### SOURCE MATERIAL
========================
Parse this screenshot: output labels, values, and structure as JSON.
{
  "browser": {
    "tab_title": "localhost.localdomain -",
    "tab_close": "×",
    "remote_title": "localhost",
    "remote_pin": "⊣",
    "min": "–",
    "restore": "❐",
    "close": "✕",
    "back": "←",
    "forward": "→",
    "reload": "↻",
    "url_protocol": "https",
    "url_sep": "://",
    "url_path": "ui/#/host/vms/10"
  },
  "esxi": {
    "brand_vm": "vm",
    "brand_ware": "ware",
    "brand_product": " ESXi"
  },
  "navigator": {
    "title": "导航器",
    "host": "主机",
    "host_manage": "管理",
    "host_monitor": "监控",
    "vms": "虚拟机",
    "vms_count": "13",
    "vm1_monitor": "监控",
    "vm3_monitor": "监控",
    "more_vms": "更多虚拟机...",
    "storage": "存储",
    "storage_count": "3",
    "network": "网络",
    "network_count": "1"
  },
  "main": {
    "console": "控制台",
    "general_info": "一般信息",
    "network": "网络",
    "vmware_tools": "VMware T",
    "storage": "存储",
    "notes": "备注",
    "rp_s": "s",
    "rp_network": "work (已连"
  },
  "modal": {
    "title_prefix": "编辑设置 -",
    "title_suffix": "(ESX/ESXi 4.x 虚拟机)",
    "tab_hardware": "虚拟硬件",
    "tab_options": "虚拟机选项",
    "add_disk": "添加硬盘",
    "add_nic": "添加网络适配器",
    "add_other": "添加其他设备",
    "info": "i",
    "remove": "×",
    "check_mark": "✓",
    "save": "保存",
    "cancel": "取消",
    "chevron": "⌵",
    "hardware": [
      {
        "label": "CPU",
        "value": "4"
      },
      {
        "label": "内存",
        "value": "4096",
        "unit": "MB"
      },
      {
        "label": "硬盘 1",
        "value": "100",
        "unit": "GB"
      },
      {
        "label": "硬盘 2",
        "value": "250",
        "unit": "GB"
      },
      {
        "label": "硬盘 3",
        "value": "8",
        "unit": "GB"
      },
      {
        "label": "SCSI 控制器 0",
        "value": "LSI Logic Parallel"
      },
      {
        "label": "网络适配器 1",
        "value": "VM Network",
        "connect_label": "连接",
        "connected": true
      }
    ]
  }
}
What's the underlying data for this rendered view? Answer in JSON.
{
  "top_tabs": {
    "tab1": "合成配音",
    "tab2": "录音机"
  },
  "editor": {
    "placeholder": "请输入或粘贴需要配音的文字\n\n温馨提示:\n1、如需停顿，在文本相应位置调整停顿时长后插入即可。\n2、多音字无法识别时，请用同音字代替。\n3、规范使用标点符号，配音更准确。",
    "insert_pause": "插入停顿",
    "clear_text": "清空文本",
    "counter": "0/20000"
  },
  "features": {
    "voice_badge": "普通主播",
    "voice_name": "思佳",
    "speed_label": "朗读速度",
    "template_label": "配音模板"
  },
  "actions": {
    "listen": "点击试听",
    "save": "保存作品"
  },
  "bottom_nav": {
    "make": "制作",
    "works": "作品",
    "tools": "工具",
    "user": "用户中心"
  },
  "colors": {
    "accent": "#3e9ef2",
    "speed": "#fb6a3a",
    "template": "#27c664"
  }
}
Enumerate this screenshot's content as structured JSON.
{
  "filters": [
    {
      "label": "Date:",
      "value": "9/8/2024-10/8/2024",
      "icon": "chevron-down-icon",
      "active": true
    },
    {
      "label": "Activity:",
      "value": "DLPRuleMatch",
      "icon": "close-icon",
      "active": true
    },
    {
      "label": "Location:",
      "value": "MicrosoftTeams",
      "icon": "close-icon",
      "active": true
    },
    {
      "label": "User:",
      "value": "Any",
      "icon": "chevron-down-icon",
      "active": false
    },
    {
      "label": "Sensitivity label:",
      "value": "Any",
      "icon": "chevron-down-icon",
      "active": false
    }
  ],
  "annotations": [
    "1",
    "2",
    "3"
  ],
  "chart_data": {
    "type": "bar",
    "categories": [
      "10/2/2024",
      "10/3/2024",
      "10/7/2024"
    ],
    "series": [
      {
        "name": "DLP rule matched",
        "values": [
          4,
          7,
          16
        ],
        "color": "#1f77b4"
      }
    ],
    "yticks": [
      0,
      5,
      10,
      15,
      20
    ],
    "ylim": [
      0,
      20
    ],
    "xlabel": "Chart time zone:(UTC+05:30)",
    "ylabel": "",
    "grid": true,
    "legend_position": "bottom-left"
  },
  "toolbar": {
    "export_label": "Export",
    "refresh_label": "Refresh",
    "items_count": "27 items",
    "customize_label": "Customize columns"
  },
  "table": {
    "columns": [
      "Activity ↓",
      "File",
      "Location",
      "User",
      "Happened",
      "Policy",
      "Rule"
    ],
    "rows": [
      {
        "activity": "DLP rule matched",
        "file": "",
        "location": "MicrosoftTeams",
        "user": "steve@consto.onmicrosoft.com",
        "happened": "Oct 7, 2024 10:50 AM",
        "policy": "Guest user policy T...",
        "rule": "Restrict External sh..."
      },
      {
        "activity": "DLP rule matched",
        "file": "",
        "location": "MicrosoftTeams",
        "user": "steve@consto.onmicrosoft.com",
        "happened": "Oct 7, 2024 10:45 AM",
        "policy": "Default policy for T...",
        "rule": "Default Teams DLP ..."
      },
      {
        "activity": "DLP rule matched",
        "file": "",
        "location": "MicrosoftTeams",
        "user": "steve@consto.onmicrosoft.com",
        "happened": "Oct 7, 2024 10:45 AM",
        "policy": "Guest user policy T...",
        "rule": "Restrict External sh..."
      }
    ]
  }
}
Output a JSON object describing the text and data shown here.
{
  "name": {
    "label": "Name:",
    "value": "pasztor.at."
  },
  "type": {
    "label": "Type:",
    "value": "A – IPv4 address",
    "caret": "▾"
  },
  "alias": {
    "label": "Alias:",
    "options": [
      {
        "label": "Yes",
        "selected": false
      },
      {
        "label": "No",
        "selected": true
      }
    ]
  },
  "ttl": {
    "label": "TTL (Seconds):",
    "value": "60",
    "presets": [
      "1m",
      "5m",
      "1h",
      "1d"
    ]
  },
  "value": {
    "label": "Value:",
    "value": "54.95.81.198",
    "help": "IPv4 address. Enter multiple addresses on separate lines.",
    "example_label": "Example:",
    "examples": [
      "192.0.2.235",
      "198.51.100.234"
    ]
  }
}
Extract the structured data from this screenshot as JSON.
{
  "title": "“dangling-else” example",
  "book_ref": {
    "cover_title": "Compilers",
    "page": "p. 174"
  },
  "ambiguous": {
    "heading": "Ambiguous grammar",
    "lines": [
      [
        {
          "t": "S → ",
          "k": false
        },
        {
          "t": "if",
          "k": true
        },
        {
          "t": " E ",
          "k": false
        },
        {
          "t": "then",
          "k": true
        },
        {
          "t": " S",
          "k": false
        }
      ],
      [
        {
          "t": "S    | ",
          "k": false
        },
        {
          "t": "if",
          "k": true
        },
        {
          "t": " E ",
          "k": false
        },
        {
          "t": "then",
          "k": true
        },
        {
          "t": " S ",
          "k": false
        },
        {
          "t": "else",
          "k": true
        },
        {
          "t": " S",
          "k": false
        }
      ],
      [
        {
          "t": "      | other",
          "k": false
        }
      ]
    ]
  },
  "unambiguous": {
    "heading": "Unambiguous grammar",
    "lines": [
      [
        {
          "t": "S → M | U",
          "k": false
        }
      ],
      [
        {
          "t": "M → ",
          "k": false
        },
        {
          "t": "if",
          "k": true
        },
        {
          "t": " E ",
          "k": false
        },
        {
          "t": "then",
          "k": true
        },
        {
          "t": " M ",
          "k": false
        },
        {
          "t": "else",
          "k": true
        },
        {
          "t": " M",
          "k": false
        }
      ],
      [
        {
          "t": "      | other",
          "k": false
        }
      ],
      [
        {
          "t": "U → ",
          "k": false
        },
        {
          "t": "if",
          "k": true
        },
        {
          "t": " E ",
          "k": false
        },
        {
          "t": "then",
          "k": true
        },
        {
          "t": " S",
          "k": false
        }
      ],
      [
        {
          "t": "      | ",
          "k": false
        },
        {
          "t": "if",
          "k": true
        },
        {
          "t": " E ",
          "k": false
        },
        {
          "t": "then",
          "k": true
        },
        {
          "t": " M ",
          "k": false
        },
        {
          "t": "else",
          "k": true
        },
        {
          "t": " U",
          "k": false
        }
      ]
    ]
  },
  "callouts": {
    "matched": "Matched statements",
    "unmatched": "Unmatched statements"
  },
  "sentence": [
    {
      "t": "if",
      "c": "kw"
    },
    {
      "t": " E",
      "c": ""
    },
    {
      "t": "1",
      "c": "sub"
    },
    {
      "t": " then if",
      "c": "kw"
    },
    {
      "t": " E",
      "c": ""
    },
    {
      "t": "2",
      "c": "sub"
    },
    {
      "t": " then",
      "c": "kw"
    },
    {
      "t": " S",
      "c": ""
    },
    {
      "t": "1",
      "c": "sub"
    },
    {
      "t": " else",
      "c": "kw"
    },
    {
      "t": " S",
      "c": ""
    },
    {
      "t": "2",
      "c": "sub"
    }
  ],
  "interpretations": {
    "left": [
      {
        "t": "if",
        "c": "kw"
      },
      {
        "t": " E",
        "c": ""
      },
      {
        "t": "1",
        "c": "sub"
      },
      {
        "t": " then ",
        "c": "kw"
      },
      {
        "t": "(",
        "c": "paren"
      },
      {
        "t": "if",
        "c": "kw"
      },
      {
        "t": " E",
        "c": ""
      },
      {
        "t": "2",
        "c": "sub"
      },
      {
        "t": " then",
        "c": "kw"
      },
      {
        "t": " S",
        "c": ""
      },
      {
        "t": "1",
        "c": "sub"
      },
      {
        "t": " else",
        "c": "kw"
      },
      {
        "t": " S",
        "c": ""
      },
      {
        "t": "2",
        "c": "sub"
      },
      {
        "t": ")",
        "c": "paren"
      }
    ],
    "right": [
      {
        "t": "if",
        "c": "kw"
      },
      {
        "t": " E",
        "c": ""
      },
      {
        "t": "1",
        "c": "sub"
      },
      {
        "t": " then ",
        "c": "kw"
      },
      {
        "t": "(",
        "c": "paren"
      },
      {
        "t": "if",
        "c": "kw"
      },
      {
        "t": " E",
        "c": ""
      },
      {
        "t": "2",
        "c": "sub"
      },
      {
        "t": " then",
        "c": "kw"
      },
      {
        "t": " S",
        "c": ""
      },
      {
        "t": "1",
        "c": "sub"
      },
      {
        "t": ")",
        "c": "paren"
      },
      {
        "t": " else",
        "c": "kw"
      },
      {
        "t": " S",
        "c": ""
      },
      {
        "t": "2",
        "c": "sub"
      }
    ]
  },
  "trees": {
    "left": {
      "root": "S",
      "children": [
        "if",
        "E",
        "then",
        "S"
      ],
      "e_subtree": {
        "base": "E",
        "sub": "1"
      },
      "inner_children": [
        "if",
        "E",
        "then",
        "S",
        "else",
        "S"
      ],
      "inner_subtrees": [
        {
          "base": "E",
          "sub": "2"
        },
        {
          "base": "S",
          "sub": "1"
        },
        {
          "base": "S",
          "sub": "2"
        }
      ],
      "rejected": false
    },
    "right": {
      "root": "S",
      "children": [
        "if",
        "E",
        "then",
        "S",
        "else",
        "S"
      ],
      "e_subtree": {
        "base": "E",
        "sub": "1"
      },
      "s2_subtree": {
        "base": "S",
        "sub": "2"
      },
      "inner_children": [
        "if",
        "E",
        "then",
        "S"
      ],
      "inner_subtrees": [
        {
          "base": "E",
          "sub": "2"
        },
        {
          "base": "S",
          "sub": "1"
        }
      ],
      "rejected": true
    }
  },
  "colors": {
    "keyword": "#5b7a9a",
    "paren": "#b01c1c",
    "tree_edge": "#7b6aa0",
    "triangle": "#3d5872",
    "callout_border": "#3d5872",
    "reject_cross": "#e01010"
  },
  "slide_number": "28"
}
========================
### WRITTEN PROBLEM
Nothing but a number is needed here: how many lines hold the string "grammar"?

### OUTPUT OF THE TASK
2